*Task details*
Make an exact copy of the records, with the pictures left out.

*Given entries*
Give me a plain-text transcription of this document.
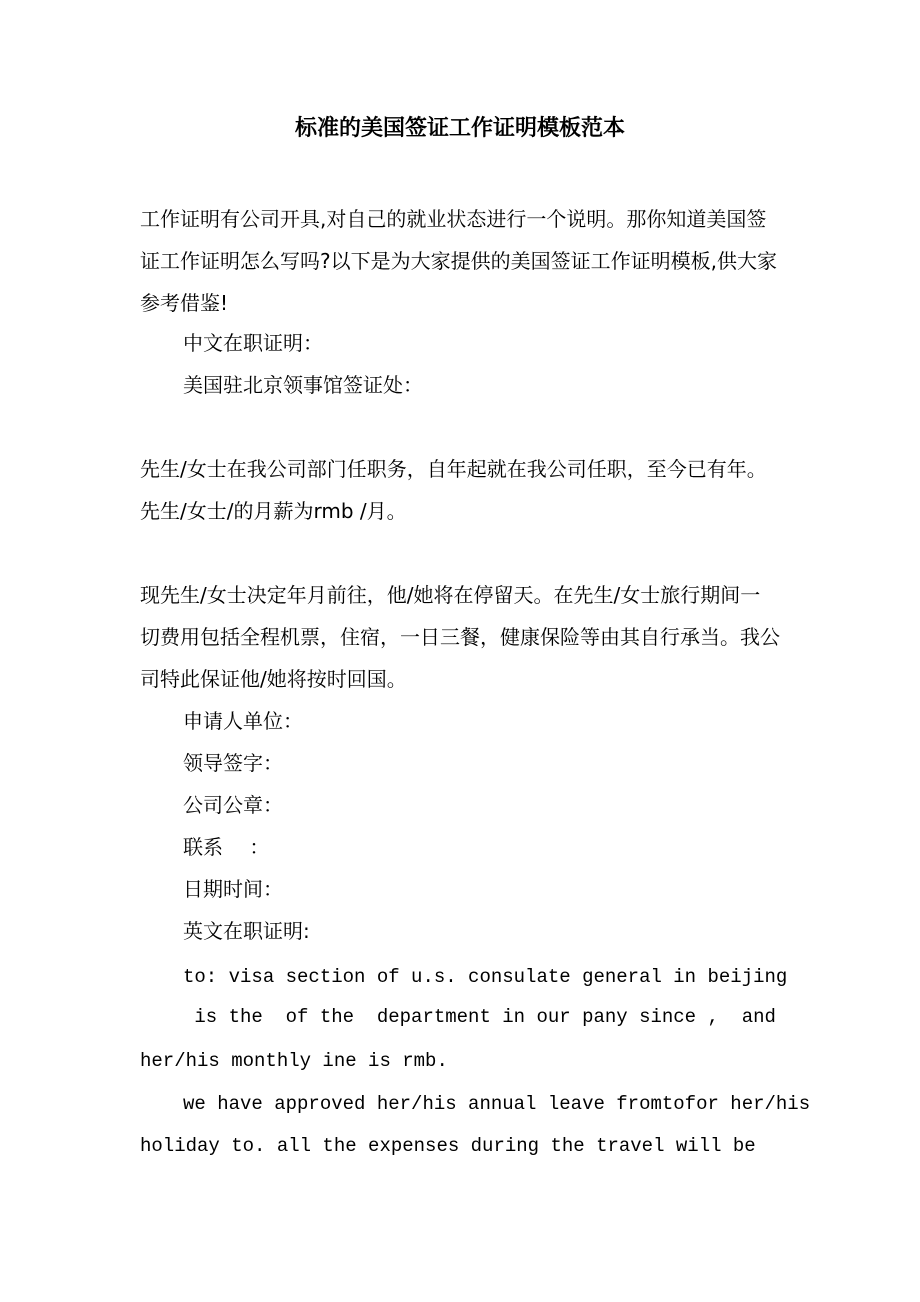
标准的美国签证工作证明模板范本

工作证明有公司开具,对自己的就业状态进行一个说明。那你知道美国签证工作证明怎么写吗?以下是为大家提供的美国签证工作证明模板,供大家参考借鉴!

中文在职证明：

美国驻北京领事馆签证处：

先生/女士在我公司部门任职务，自年起就在我公司任职，至今已有年。先生/女士/的月薪为rmb /月。

现先生/女士决定年月前往，他/她将在停留天。在先生/女士旅行期间一切费用包括全程机票，住宿，一日三餐，健康保险等由其自行承当。我公司特此保证他/她将按时回国。

申请人单位：

领导签字：

公司公章：

联系　 ：

日期时间：

英文在职证明:

to: visa section of u.s. consulate general in beijing

is the  of the  department in our pany since ,  and

her/his monthly ine is rmb.

we have approved her/his annual leave fromtofor her/his

holiday to. all the expenses during the travel will be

*Reply*
Give me a plain-text transcription of this document.
标准的美国签证工作证明模板范本

工作证明有公司开具,对自己的就业状态进行一个说明。那你知道美国签证工作证明怎么写吗?以下是为大家提供的美国签证工作证明模板,供大家参考借鉴!

中文在职证明：

美国驻北京领事馆签证处：

先生/女士在我公司部门任职务，自年起就在我公司任职，至今已有年。先生/女士/的月薪为rmb /月。

现先生/女士决定年月前往，他/她将在停留天。在先生/女士旅行期间一切费用包括全程机票，住宿，一日三餐，健康保险等由其自行承当。我公司特此保证他/她将按时回国。

申请人单位：

领导签字：

公司公章：

联系　 ：

日期时间：

英文在职证明:

to: visa section of u.s. consulate general in beijing

is the  of the  department in our pany since ,  and

her/his monthly ine is rmb.

we have approved her/his annual leave fromtofor her/his

holiday to. all the expenses during the travel will be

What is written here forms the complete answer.